(Data tied to figure images)
____________

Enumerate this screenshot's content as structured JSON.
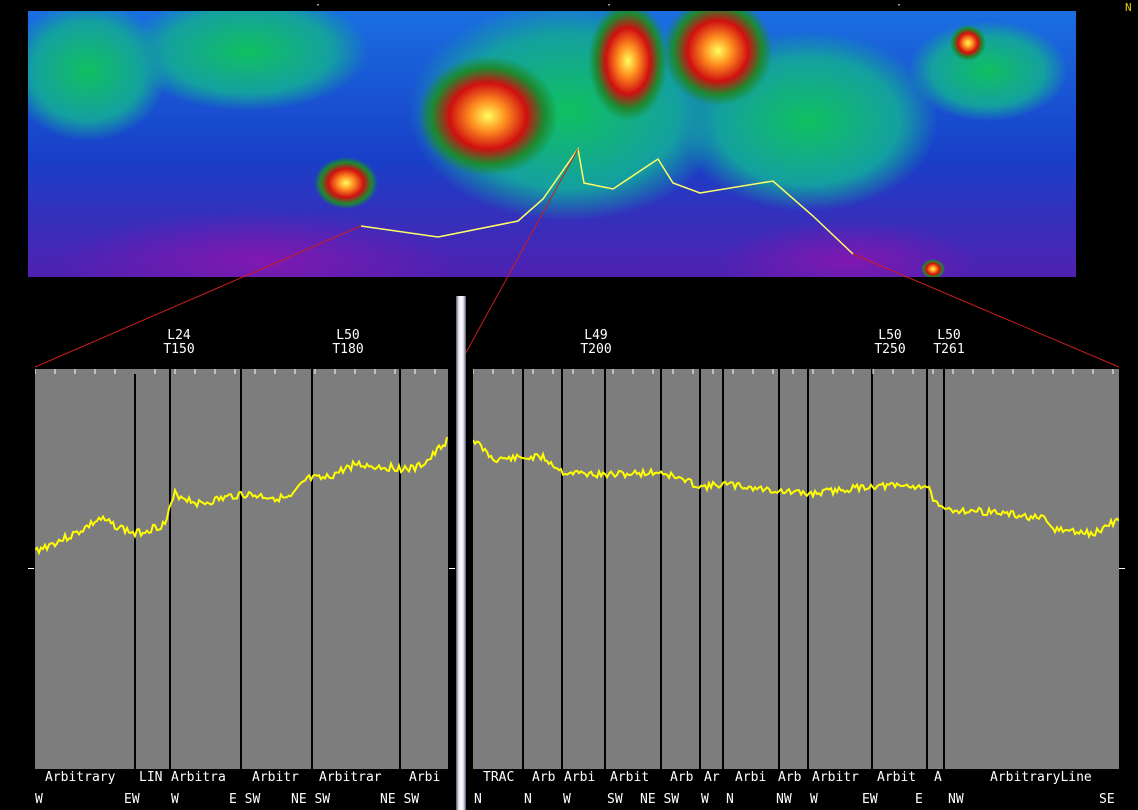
{
  "compass": {
    "letter": "N"
  },
  "map": {
    "colors": {
      "low": "#7a1aa8",
      "mid": "#1e4fd8",
      "green": "#00b04a",
      "red": "#d01818",
      "peak": "#ffff40",
      "profile": "#ffff66",
      "leader": "#c81e1e"
    }
  },
  "left_panel": {
    "headers": [
      {
        "line": "L24",
        "trace": "T150"
      },
      {
        "line": "L50",
        "trace": "T180"
      }
    ],
    "segment_names": [
      "Arbitrary",
      "LIN",
      "Arbitra",
      "Arbitr",
      "Arbitrar",
      "Arbi"
    ],
    "directions": [
      "W",
      "EW",
      "W",
      "E SW",
      "NE SW",
      "NE SW"
    ],
    "colors": {
      "panel": "#7d7d7d",
      "trace": "#ffff00",
      "separator": "#000000"
    }
  },
  "right_panel": {
    "headers": [
      {
        "line": "L49",
        "trace": "T200"
      },
      {
        "line": "L50",
        "trace": "T250"
      },
      {
        "line": "L50",
        "trace": "T261"
      }
    ],
    "segment_names": [
      "TRAC",
      "Arb",
      "Arbi",
      "Arbit",
      "Arb",
      "Ar",
      "Arbi",
      "Arb",
      "Arbitr",
      "Arbit",
      "A",
      "ArbitraryLine"
    ],
    "directions": [
      "N",
      "N",
      "W",
      "SW",
      "NE SW",
      "W",
      "N",
      "NW",
      "W",
      "EW",
      "E",
      "NW",
      "SE"
    ],
    "colors": {
      "panel": "#7d7d7d",
      "trace": "#ffff00",
      "separator": "#000000"
    }
  }
}
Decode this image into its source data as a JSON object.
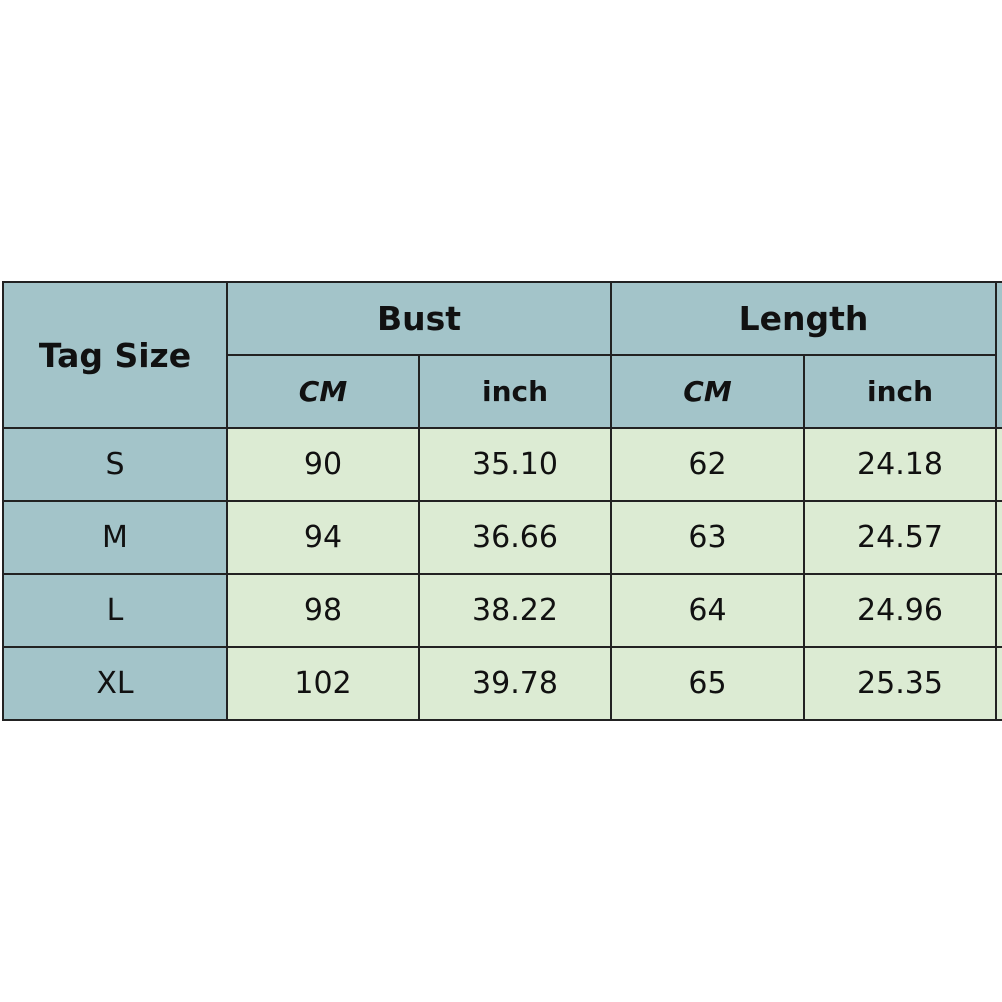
{
  "header": {
    "tag_size": "Tag Size",
    "bust": "Bust",
    "length": "Length",
    "sub": [
      "CM",
      "inch",
      "CM",
      "inch"
    ]
  },
  "colors": {
    "header_bg": "#a3c4c9",
    "data_bg": "#dcebd3"
  },
  "rows": [
    {
      "size": "S",
      "bust_cm": "90",
      "bust_inch": "35.10",
      "length_cm": "62",
      "length_inch": "24.18"
    },
    {
      "size": "M",
      "bust_cm": "94",
      "bust_inch": "36.66",
      "length_cm": "63",
      "length_inch": "24.57"
    },
    {
      "size": "L",
      "bust_cm": "98",
      "bust_inch": "38.22",
      "length_cm": "64",
      "length_inch": "24.96"
    },
    {
      "size": "XL",
      "bust_cm": "102",
      "bust_inch": "39.78",
      "length_cm": "65",
      "length_inch": "25.35"
    }
  ]
}
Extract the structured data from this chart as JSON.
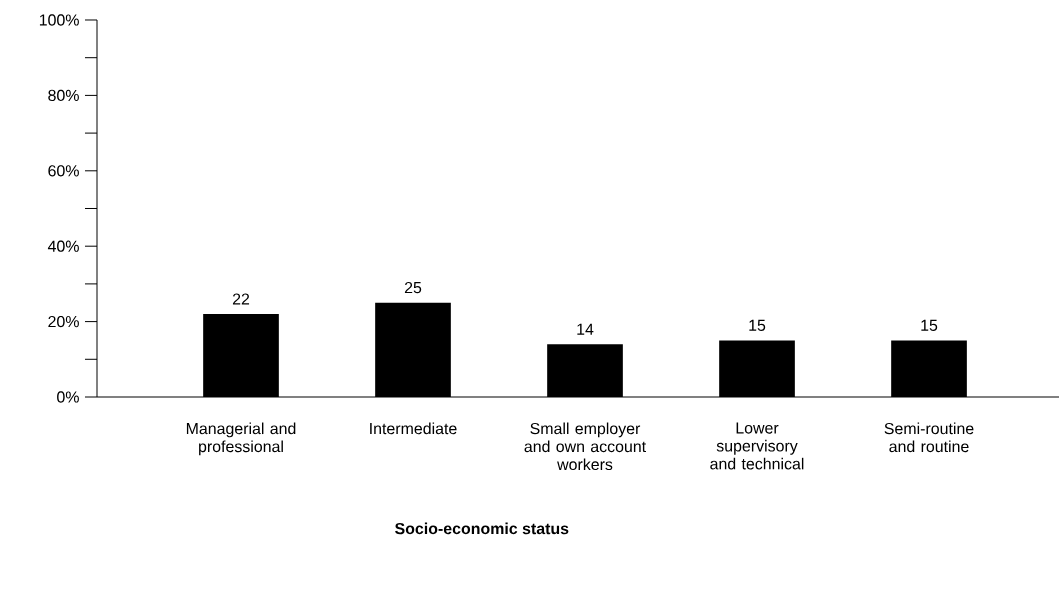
{
  "chart_data": {
    "type": "bar",
    "xlabel": "Socio-economic status",
    "categories": [
      "Managerial and professional",
      "Intermediate",
      "Small employer and own account workers",
      "Lower supervisory and technical",
      "Semi-routine and routine"
    ],
    "values": [
      22,
      25,
      14,
      15,
      15
    ],
    "color": "#000000",
    "data_labels": true,
    "grid": false,
    "ylim": [
      0,
      100
    ],
    "yticks": [
      {
        "value": 0,
        "label": "0%"
      },
      {
        "value": 10,
        "label": null
      },
      {
        "value": 20,
        "label": "20%"
      },
      {
        "value": 30,
        "label": null
      },
      {
        "value": 40,
        "label": "40%"
      },
      {
        "value": 50,
        "label": null
      },
      {
        "value": 60,
        "label": "60%"
      },
      {
        "value": 70,
        "label": null
      },
      {
        "value": 80,
        "label": "80%"
      },
      {
        "value": 90,
        "label": null
      },
      {
        "value": 100,
        "label": "100%"
      }
    ]
  }
}
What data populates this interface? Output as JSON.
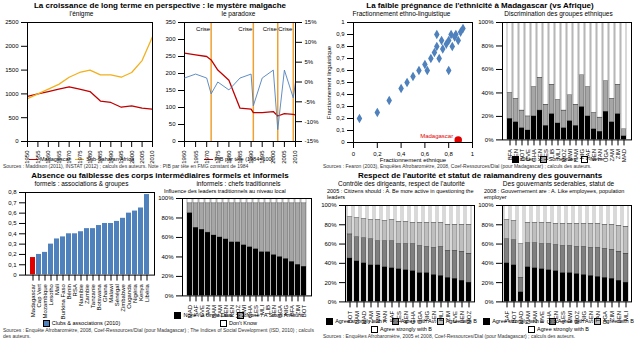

____________

§ **What you need to do**
Leave out the pictures and copy everything else in the records word for word.

§ **Response**
Enumerate this screenshot's content as structured JSON.
{
  "compass": {
    "letter": "N"
  },
  "map": {
    "colors": {
      "low": "#7a1aa8",
      "mid": "#1e4fd8",
      "green": "#00b04a",
      "red": "#d01818",
      "peak": "#ffff40",
      "profile": "#ffff66",
      "leader": "#c81e1e"
    }
  },
  "left_panel": {
    "headers": [
      {
        "line": "L24",
        "trace": "T150"
      },
      {
        "line": "L50",
        "trace": "T180"
      }
    ],
    "segment_names": [
      "Arbitrary",
      "LIN",
      "Arbitra",
      "Arbitr",
      "Arbitrar",
      "Arbi"
    ],
    "directions": [
      "W",
      "EW",
      "W",
      "E SW",
      "NE SW",
      "NE SW"
    ],
    "colors": {
      "panel": "#7d7d7d",
      "trace": "#ffff00",
      "separator": "#000000"
    }
  },
  "right_panel": {
    "headers": [
      {
        "line": "L49",
        "trace": "T200"
      },
      {
        "line": "L50",
        "trace": "T250"
      },
      {
        "line": "L50",
        "trace": "T261"
      }
    ],
    "segment_names": [
      "TRAC",
      "Arb",
      "Arbi",
      "Arbit",
      "Arb",
      "Ar",
      "Arbi",
      "Arb",
      "Arbitr",
      "Arbit",
      "A",
      "ArbitraryLine"
    ],
    "directions": [
      "N",
      "N",
      "W",
      "SW",
      "NE SW",
      "W",
      "N",
      "NW",
      "W",
      "EW",
      "E",
      "NW",
      "SE"
    ],
    "colors": {
      "panel": "#7d7d7d",
      "trace": "#ffff00",
      "separator": "#000000"
    }
  }
}
Decode this image into its source data as a JSON object.
{
  "header": {
    "tag_size": "Tag Size",
    "bust": "Bust",
    "length": "Length",
    "sub": [
      "CM",
      "inch",
      "CM",
      "inch"
    ]
  },
  "colors": {
    "header_bg": "#a3c4c9",
    "data_bg": "#dcebd3"
  },
  "rows": [
    {
      "size": "S",
      "bust_cm": "90",
      "bust_inch": "35.10",
      "length_cm": "62",
      "length_inch": "24.18"
    },
    {
      "size": "M",
      "bust_cm": "94",
      "bust_inch": "36.66",
      "length_cm": "63",
      "length_inch": "24.57"
    },
    {
      "size": "L",
      "bust_cm": "98",
      "bust_inch": "38.22",
      "length_cm": "64",
      "length_inch": "24.96"
    },
    {
      "size": "XL",
      "bust_cm": "102",
      "bust_inch": "39.78",
      "length_cm": "65",
      "length_inch": "25.35"
    }
  ]
}
Extract the structured data from this chart as JSON.
{
  "chart_data": {
    "type": "bar",
    "xlabel": "Socio-economic status",
    "categories": [
      "Managerial and professional",
      "Intermediate",
      "Small employer and own account workers",
      "Lower supervisory and technical",
      "Semi-routine and routine"
    ],
    "values": [
      22,
      25,
      14,
      15,
      15
    ],
    "color": "#000000",
    "data_labels": true,
    "grid": false,
    "ylim": [
      0,
      100
    ],
    "yticks": [
      {
        "value": 0,
        "label": "0%"
      },
      {
        "value": 10,
        "label": null
      },
      {
        "value": 20,
        "label": "20%"
      },
      {
        "value": 30,
        "label": null
      },
      {
        "value": 40,
        "label": "40%"
      },
      {
        "value": 50,
        "label": null
      },
      {
        "value": 60,
        "label": "60%"
      },
      {
        "value": 70,
        "label": null
      },
      {
        "value": 80,
        "label": "80%"
      },
      {
        "value": 90,
        "label": null
      },
      {
        "value": 100,
        "label": "100%"
      }
    ]
  }
}
What data populates this interface? Output as JSON.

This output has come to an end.